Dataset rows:
- - - - -
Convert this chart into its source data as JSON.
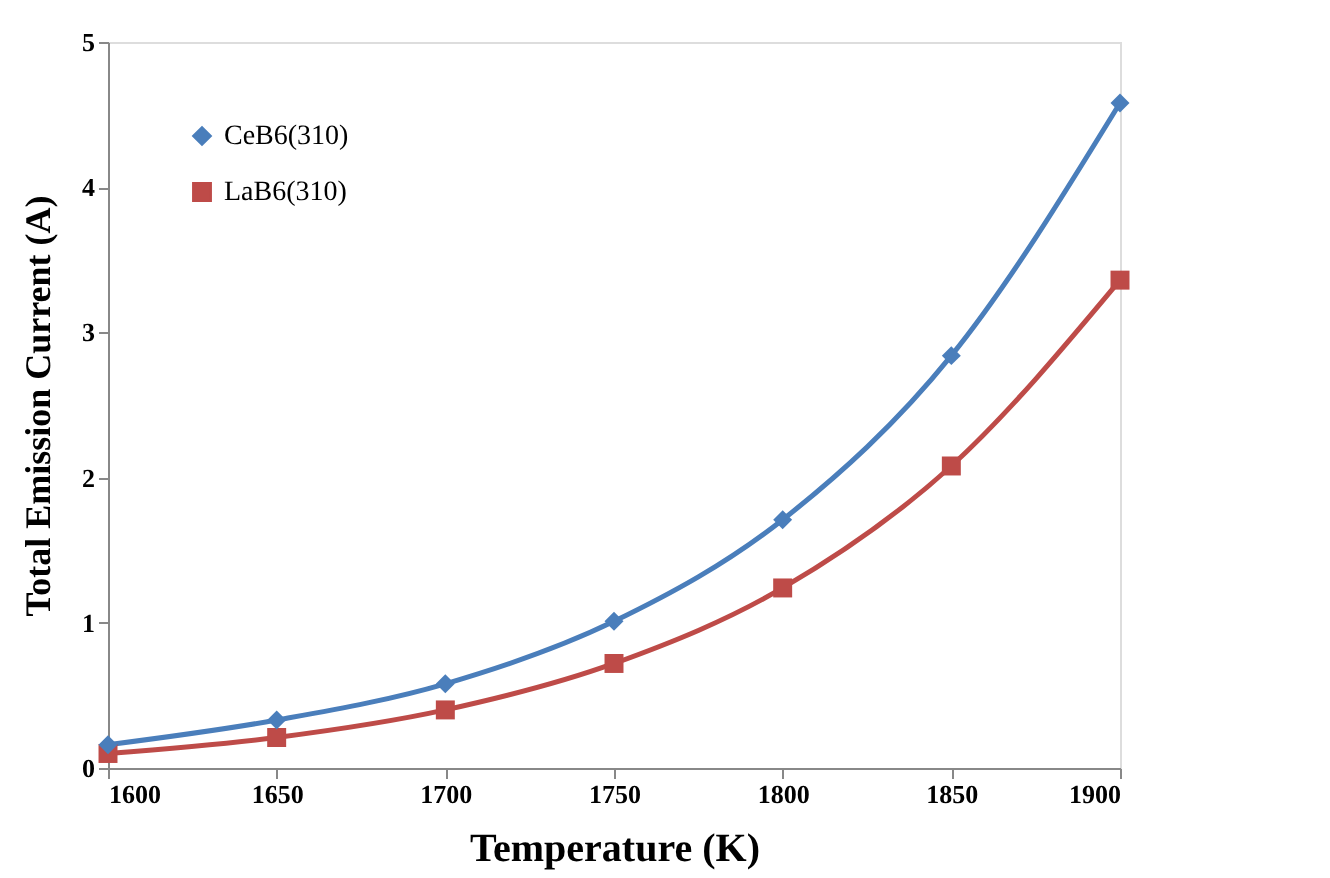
{
  "chart_data": {
    "type": "line",
    "xlabel": "Temperature  (K)",
    "ylabel": "Total Emission Current  (A)",
    "x": [
      1600,
      1650,
      1700,
      1750,
      1800,
      1850,
      1900
    ],
    "series": [
      {
        "name": "CeB6(310)",
        "color": "#4a7ebb",
        "marker": "diamond",
        "values": [
          0.16,
          0.33,
          0.58,
          1.01,
          1.71,
          2.84,
          4.58
        ]
      },
      {
        "name": "LaB6(310)",
        "color": "#be4b48",
        "marker": "square",
        "values": [
          0.1,
          0.21,
          0.4,
          0.72,
          1.24,
          2.08,
          3.36
        ]
      }
    ],
    "xlim": [
      1600,
      1900
    ],
    "xticks": [
      1600,
      1650,
      1700,
      1750,
      1800,
      1850,
      1900
    ],
    "ylim": [
      0,
      5
    ],
    "yticks": [
      0,
      1,
      2,
      3,
      4,
      5
    ],
    "grid": false,
    "legend": "top left",
    "line_style": "solid"
  }
}
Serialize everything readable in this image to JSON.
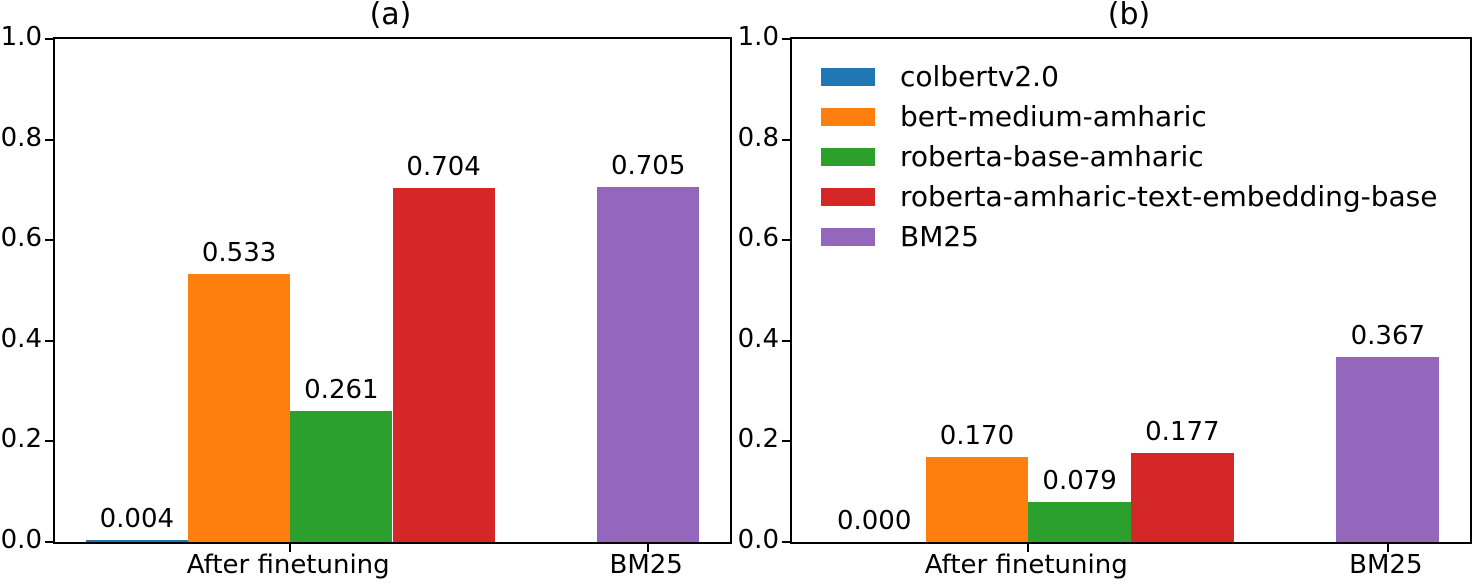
{
  "figure": {
    "background": "#ffffff",
    "axis_color": "#000000",
    "text_color": "#000000"
  },
  "palette": {
    "colbertv2.0": "#1f77b4",
    "bert-medium-amharic": "#ff7f0e",
    "roberta-base-amharic": "#2ca02c",
    "roberta-amharic-text-embedding-base": "#d62728",
    "BM25": "#9467bd"
  },
  "legend": {
    "location": "upper left",
    "shown_on_chart": "(b)",
    "items": [
      {
        "label": "colbertv2.0",
        "color": "#1f77b4"
      },
      {
        "label": "bert-medium-amharic",
        "color": "#ff7f0e"
      },
      {
        "label": "roberta-base-amharic",
        "color": "#2ca02c"
      },
      {
        "label": "roberta-amharic-text-embedding-base",
        "color": "#d62728"
      },
      {
        "label": "BM25",
        "color": "#9467bd"
      }
    ]
  },
  "chart_data": [
    {
      "type": "bar",
      "title": "(a)",
      "xlabel": "",
      "ylabel": "",
      "ylim": [
        0.0,
        1.0
      ],
      "xlim": [
        -0.8,
        5.8
      ],
      "bar_width": 1.0,
      "grid": false,
      "legend": false,
      "categories": [
        "After finetuning",
        "BM25"
      ],
      "series": [
        {
          "name": "colbertv2.0",
          "values": [
            0.004,
            null
          ]
        },
        {
          "name": "bert-medium-amharic",
          "values": [
            0.533,
            null
          ]
        },
        {
          "name": "roberta-base-amharic",
          "values": [
            0.261,
            null
          ]
        },
        {
          "name": "roberta-amharic-text-embedding-base",
          "values": [
            0.704,
            null
          ]
        },
        {
          "name": "BM25",
          "values": [
            null,
            0.705
          ]
        }
      ],
      "yticks": [
        {
          "value": 0.0,
          "label": "0.0"
        },
        {
          "value": 0.2,
          "label": "0.2"
        },
        {
          "value": 0.4,
          "label": "0.4"
        },
        {
          "value": 0.6,
          "label": "0.6"
        },
        {
          "value": 0.8,
          "label": "0.8"
        },
        {
          "value": 1.0,
          "label": "1.0"
        }
      ],
      "xticks": [
        {
          "label": "After finetuning",
          "slot": 1.5
        },
        {
          "label": "BM25",
          "slot": 5.0
        }
      ],
      "bars": [
        {
          "series": "colbertv2.0",
          "category": "After finetuning",
          "slot": 0,
          "value": 0.004,
          "label": "0.004"
        },
        {
          "series": "bert-medium-amharic",
          "category": "After finetuning",
          "slot": 1,
          "value": 0.533,
          "label": "0.533"
        },
        {
          "series": "roberta-base-amharic",
          "category": "After finetuning",
          "slot": 2,
          "value": 0.261,
          "label": "0.261"
        },
        {
          "series": "roberta-amharic-text-embedding-base",
          "category": "After finetuning",
          "slot": 3,
          "value": 0.704,
          "label": "0.704"
        },
        {
          "series": "BM25",
          "category": "BM25",
          "slot": 5,
          "value": 0.705,
          "label": "0.705"
        }
      ]
    },
    {
      "type": "bar",
      "title": "(b)",
      "xlabel": "",
      "ylabel": "",
      "ylim": [
        0.0,
        1.0
      ],
      "xlim": [
        -0.8,
        5.8
      ],
      "bar_width": 1.0,
      "grid": false,
      "legend": true,
      "categories": [
        "After finetuning",
        "BM25"
      ],
      "series": [
        {
          "name": "colbertv2.0",
          "values": [
            0.0,
            null
          ]
        },
        {
          "name": "bert-medium-amharic",
          "values": [
            0.17,
            null
          ]
        },
        {
          "name": "roberta-base-amharic",
          "values": [
            0.079,
            null
          ]
        },
        {
          "name": "roberta-amharic-text-embedding-base",
          "values": [
            0.177,
            null
          ]
        },
        {
          "name": "BM25",
          "values": [
            null,
            0.367
          ]
        }
      ],
      "yticks": [
        {
          "value": 0.0,
          "label": "0.0"
        },
        {
          "value": 0.2,
          "label": "0.2"
        },
        {
          "value": 0.4,
          "label": "0.4"
        },
        {
          "value": 0.6,
          "label": "0.6"
        },
        {
          "value": 0.8,
          "label": "0.8"
        },
        {
          "value": 1.0,
          "label": "1.0"
        }
      ],
      "xticks": [
        {
          "label": "After finetuning",
          "slot": 1.5
        },
        {
          "label": "BM25",
          "slot": 5.0
        }
      ],
      "bars": [
        {
          "series": "colbertv2.0",
          "category": "After finetuning",
          "slot": 0,
          "value": 0.0,
          "label": "0.000"
        },
        {
          "series": "bert-medium-amharic",
          "category": "After finetuning",
          "slot": 1,
          "value": 0.17,
          "label": "0.170"
        },
        {
          "series": "roberta-base-amharic",
          "category": "After finetuning",
          "slot": 2,
          "value": 0.079,
          "label": "0.079"
        },
        {
          "series": "roberta-amharic-text-embedding-base",
          "category": "After finetuning",
          "slot": 3,
          "value": 0.177,
          "label": "0.177"
        },
        {
          "series": "BM25",
          "category": "BM25",
          "slot": 5,
          "value": 0.367,
          "label": "0.367"
        }
      ]
    }
  ]
}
- - - - -
* _Your goal_
Output the records above exactly as they are, leaving out the pictures.

* _Solution to the problem_
Convert this chart into its source data as JSON.
{
  "chart_data": {
    "type": "line",
    "xlabel": "Temperature  (K)",
    "ylabel": "Total Emission Current  (A)",
    "x": [
      1600,
      1650,
      1700,
      1750,
      1800,
      1850,
      1900
    ],
    "series": [
      {
        "name": "CeB6(310)",
        "color": "#4a7ebb",
        "marker": "diamond",
        "values": [
          0.16,
          0.33,
          0.58,
          1.01,
          1.71,
          2.84,
          4.58
        ]
      },
      {
        "name": "LaB6(310)",
        "color": "#be4b48",
        "marker": "square",
        "values": [
          0.1,
          0.21,
          0.4,
          0.72,
          1.24,
          2.08,
          3.36
        ]
      }
    ],
    "xlim": [
      1600,
      1900
    ],
    "xticks": [
      1600,
      1650,
      1700,
      1750,
      1800,
      1850,
      1900
    ],
    "ylim": [
      0,
      5
    ],
    "yticks": [
      0,
      1,
      2,
      3,
      4,
      5
    ],
    "grid": false,
    "legend": "top left",
    "line_style": "solid"
  }
}
Serialize everything readable in this image to JSON.
{
  "figure": {
    "background": "#ffffff",
    "axis_color": "#000000",
    "text_color": "#000000"
  },
  "palette": {
    "colbertv2.0": "#1f77b4",
    "bert-medium-amharic": "#ff7f0e",
    "roberta-base-amharic": "#2ca02c",
    "roberta-amharic-text-embedding-base": "#d62728",
    "BM25": "#9467bd"
  },
  "legend": {
    "location": "upper left",
    "shown_on_chart": "(b)",
    "items": [
      {
        "label": "colbertv2.0",
        "color": "#1f77b4"
      },
      {
        "label": "bert-medium-amharic",
        "color": "#ff7f0e"
      },
      {
        "label": "roberta-base-amharic",
        "color": "#2ca02c"
      },
      {
        "label": "roberta-amharic-text-embedding-base",
        "color": "#d62728"
      },
      {
        "label": "BM25",
        "color": "#9467bd"
      }
    ]
  },
  "chart_data": [
    {
      "type": "bar",
      "title": "(a)",
      "xlabel": "",
      "ylabel": "",
      "ylim": [
        0.0,
        1.0
      ],
      "xlim": [
        -0.8,
        5.8
      ],
      "bar_width": 1.0,
      "grid": false,
      "legend": false,
      "categories": [
        "After finetuning",
        "BM25"
      ],
      "series": [
        {
          "name": "colbertv2.0",
          "values": [
            0.004,
            null
          ]
        },
        {
          "name": "bert-medium-amharic",
          "values": [
            0.533,
            null
          ]
        },
        {
          "name": "roberta-base-amharic",
          "values": [
            0.261,
            null
          ]
        },
        {
          "name": "roberta-amharic-text-embedding-base",
          "values": [
            0.704,
            null
          ]
        },
        {
          "name": "BM25",
          "values": [
            null,
            0.705
          ]
        }
      ],
      "yticks": [
        {
          "value": 0.0,
          "label": "0.0"
        },
        {
          "value": 0.2,
          "label": "0.2"
        },
        {
          "value": 0.4,
          "label": "0.4"
        },
        {
          "value": 0.6,
          "label": "0.6"
        },
        {
          "value": 0.8,
          "label": "0.8"
        },
        {
          "value": 1.0,
          "label": "1.0"
        }
      ],
      "xticks": [
        {
          "label": "After finetuning",
          "slot": 1.5
        },
        {
          "label": "BM25",
          "slot": 5.0
        }
      ],
      "bars": [
        {
          "series": "colbertv2.0",
          "category": "After finetuning",
          "slot": 0,
          "value": 0.004,
          "label": "0.004"
        },
        {
          "series": "bert-medium-amharic",
          "category": "After finetuning",
          "slot": 1,
          "value": 0.533,
          "label": "0.533"
        },
        {
          "series": "roberta-base-amharic",
          "category": "After finetuning",
          "slot": 2,
          "value": 0.261,
          "label": "0.261"
        },
        {
          "series": "roberta-amharic-text-embedding-base",
          "category": "After finetuning",
          "slot": 3,
          "value": 0.704,
          "label": "0.704"
        },
        {
          "series": "BM25",
          "category": "BM25",
          "slot": 5,
          "value": 0.705,
          "label": "0.705"
        }
      ]
    },
    {
      "type": "bar",
      "title": "(b)",
      "xlabel": "",
      "ylabel": "",
      "ylim": [
        0.0,
        1.0
      ],
      "xlim": [
        -0.8,
        5.8
      ],
      "bar_width": 1.0,
      "grid": false,
      "legend": true,
      "categories": [
        "After finetuning",
        "BM25"
      ],
      "series": [
        {
          "name": "colbertv2.0",
          "values": [
            0.0,
            null
          ]
        },
        {
          "name": "bert-medium-amharic",
          "values": [
            0.17,
            null
          ]
        },
        {
          "name": "roberta-base-amharic",
          "values": [
            0.079,
            null
          ]
        },
        {
          "name": "roberta-amharic-text-embedding-base",
          "values": [
            0.177,
            null
          ]
        },
        {
          "name": "BM25",
          "values": [
            null,
            0.367
          ]
        }
      ],
      "yticks": [
        {
          "value": 0.0,
          "label": "0.0"
        },
        {
          "value": 0.2,
          "label": "0.2"
        },
        {
          "value": 0.4,
          "label": "0.4"
        },
        {
          "value": 0.6,
          "label": "0.6"
        },
        {
          "value": 0.8,
          "label": "0.8"
        },
        {
          "value": 1.0,
          "label": "1.0"
        }
      ],
      "xticks": [
        {
          "label": "After finetuning",
          "slot": 1.5
        },
        {
          "label": "BM25",
          "slot": 5.0
        }
      ],
      "bars": [
        {
          "series": "colbertv2.0",
          "category": "After finetuning",
          "slot": 0,
          "value": 0.0,
          "label": "0.000"
        },
        {
          "series": "bert-medium-amharic",
          "category": "After finetuning",
          "slot": 1,
          "value": 0.17,
          "label": "0.170"
        },
        {
          "series": "roberta-base-amharic",
          "category": "After finetuning",
          "slot": 2,
          "value": 0.079,
          "label": "0.079"
        },
        {
          "series": "roberta-amharic-text-embedding-base",
          "category": "After finetuning",
          "slot": 3,
          "value": 0.177,
          "label": "0.177"
        },
        {
          "series": "BM25",
          "category": "BM25",
          "slot": 5,
          "value": 0.367,
          "label": "0.367"
        }
      ]
    }
  ]
}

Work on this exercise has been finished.